What the task asks:
Read through the data and count the lines that contain the string "power"; give only the result.

Working data:
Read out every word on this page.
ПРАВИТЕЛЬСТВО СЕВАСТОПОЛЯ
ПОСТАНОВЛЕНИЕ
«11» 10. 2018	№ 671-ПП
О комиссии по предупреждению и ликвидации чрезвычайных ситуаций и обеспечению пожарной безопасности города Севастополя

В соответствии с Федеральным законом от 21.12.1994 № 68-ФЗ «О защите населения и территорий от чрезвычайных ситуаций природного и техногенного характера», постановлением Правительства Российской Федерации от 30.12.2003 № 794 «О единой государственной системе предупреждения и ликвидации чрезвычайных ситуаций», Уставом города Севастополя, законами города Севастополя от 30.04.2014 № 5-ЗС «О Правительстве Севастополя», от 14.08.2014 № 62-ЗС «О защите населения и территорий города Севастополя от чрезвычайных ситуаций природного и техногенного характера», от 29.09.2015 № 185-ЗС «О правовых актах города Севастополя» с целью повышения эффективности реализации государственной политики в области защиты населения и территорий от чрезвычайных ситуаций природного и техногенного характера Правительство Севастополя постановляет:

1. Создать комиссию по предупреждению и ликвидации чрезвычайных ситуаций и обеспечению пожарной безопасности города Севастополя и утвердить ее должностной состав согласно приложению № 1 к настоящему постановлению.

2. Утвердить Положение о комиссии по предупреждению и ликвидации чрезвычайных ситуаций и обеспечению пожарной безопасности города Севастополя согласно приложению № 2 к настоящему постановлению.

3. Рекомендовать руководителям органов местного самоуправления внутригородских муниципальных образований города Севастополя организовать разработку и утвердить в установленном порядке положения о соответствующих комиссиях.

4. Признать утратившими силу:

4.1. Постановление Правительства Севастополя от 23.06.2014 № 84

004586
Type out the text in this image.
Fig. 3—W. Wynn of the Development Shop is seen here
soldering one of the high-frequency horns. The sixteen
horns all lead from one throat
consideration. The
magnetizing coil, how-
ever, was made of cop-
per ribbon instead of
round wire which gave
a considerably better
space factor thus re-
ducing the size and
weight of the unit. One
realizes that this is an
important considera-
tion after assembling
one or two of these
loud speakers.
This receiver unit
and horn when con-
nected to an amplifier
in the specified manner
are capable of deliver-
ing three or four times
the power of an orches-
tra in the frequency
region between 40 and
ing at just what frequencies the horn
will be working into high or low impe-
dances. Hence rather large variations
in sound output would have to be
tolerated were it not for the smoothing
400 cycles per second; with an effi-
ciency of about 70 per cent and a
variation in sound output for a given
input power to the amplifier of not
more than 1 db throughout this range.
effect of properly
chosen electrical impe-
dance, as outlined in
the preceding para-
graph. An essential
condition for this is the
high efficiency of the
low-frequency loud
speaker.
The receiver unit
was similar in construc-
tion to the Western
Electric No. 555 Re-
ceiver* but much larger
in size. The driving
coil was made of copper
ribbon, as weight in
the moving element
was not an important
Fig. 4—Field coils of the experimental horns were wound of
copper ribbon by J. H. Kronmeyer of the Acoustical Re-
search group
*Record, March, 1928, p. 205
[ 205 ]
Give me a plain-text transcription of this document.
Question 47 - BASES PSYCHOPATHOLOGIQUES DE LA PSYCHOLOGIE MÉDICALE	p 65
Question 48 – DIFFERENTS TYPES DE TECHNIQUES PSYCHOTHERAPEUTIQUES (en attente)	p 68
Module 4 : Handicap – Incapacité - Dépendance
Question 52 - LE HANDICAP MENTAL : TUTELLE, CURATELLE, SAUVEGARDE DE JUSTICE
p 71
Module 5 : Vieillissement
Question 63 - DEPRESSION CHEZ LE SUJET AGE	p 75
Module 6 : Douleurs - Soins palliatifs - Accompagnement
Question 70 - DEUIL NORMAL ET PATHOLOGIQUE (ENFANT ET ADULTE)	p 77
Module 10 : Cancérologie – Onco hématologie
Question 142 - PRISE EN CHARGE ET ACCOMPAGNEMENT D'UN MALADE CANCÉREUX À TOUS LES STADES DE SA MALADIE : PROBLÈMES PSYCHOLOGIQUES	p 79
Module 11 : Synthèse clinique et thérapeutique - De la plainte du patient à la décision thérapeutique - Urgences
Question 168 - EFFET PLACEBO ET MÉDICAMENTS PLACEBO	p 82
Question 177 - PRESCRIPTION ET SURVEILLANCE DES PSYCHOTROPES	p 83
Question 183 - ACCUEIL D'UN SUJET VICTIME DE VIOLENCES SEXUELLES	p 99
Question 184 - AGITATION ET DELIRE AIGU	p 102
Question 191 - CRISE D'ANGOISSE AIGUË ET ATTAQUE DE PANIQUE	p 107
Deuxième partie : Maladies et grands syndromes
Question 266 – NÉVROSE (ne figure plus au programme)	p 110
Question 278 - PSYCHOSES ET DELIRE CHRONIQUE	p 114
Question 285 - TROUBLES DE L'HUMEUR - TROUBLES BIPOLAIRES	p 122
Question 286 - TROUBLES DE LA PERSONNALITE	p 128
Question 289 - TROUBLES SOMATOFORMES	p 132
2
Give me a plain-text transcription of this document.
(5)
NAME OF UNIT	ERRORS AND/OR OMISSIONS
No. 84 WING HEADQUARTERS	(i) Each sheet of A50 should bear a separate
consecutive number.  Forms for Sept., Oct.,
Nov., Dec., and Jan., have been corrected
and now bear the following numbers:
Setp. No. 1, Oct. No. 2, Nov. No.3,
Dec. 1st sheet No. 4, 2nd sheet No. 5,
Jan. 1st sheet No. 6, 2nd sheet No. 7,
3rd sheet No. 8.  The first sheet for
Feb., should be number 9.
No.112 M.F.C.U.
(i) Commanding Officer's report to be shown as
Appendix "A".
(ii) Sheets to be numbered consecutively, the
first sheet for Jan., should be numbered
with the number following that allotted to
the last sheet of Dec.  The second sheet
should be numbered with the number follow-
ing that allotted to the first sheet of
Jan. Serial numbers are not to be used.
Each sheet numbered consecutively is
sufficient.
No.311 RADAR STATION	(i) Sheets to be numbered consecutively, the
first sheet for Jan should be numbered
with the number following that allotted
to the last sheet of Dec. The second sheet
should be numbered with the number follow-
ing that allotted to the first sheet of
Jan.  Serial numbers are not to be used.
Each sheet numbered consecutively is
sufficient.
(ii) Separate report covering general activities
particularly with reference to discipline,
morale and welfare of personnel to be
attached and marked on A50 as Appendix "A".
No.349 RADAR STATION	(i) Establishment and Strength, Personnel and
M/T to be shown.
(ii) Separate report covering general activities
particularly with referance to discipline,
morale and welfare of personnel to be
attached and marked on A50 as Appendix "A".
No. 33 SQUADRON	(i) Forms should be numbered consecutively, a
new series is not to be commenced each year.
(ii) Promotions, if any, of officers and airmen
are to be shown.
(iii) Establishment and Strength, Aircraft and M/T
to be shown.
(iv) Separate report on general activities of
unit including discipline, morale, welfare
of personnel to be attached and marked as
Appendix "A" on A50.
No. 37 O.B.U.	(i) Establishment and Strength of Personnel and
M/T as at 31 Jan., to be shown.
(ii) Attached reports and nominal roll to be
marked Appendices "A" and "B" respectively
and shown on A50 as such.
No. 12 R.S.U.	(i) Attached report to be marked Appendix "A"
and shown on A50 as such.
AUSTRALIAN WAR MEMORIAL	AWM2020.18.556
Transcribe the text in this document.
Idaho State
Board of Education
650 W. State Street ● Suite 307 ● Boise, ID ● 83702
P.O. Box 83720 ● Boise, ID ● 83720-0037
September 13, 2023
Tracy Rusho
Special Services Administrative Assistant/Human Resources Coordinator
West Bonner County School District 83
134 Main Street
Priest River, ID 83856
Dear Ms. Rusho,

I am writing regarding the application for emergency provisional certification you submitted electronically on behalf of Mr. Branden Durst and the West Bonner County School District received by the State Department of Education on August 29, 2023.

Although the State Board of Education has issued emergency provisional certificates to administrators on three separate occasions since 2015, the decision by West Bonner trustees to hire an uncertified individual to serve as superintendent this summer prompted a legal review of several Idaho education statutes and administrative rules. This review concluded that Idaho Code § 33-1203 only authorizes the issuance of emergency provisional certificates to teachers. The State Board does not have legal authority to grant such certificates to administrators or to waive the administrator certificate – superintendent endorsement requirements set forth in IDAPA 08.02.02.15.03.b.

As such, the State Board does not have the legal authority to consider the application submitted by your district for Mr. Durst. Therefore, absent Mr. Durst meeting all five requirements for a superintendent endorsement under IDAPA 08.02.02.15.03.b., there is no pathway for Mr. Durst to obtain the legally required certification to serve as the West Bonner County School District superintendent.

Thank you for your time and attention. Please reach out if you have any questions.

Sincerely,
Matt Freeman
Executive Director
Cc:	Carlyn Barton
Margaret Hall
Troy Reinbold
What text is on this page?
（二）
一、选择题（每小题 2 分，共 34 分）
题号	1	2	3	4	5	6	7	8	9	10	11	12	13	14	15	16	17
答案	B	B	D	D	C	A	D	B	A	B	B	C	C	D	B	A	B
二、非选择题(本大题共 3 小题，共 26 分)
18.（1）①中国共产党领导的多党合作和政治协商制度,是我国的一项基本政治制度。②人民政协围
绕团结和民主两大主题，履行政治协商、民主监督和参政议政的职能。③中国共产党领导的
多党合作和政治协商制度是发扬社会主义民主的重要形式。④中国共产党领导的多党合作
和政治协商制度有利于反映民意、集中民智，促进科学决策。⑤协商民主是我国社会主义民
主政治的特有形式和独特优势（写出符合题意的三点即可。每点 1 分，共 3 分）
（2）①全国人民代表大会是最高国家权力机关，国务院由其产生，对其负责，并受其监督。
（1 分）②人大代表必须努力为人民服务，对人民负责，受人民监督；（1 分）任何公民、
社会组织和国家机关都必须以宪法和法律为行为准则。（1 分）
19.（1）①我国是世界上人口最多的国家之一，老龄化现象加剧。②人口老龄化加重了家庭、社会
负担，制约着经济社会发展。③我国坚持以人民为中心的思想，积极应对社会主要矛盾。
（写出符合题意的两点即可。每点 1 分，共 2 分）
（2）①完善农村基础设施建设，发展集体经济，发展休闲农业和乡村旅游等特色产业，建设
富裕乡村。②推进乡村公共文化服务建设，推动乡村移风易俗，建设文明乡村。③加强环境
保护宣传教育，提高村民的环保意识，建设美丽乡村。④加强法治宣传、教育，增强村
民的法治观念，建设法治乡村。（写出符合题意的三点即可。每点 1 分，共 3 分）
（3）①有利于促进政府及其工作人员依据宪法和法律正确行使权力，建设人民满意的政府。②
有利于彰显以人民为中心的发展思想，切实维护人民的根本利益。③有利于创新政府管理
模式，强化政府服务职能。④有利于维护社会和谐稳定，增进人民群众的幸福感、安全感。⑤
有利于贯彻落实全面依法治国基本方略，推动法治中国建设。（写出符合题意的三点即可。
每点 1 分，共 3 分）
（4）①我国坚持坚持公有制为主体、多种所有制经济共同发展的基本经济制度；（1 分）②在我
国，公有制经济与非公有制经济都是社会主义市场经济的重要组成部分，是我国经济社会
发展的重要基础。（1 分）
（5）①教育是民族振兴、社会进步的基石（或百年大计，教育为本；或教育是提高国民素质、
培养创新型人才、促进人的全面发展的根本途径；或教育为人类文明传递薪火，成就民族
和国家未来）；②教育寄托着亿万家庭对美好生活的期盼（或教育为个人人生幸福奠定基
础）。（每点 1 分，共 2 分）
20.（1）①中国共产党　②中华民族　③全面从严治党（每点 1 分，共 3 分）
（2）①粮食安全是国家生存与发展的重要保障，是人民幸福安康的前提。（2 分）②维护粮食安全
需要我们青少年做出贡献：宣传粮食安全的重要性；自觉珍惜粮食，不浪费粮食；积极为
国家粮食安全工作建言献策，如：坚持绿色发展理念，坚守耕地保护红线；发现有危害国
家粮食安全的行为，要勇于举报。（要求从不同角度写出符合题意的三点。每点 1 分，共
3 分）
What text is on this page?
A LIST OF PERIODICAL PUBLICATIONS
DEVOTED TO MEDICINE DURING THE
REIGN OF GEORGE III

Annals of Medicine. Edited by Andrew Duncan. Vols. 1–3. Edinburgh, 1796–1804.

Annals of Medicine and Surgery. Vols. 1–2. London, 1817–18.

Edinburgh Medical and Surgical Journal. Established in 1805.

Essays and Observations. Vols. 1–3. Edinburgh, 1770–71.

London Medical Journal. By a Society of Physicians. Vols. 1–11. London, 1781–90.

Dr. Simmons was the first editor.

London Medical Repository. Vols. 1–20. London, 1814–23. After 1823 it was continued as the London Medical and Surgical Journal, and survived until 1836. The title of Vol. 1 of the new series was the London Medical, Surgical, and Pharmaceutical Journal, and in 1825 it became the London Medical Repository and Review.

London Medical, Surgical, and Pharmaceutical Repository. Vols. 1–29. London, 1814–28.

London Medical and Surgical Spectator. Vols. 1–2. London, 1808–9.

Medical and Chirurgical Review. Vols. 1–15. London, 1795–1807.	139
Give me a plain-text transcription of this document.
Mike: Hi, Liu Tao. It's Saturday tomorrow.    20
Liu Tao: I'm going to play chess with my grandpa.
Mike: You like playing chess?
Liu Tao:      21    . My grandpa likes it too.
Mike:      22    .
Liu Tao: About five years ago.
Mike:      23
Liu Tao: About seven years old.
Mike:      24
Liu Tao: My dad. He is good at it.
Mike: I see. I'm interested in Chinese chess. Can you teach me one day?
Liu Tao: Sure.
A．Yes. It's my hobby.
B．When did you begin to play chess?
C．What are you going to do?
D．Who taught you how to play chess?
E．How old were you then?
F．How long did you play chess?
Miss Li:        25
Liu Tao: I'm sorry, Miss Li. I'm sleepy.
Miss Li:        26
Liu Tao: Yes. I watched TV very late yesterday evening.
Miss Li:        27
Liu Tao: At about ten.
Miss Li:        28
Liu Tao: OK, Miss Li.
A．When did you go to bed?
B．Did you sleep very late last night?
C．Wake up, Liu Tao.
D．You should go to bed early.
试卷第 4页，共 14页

Solution for this problem:
2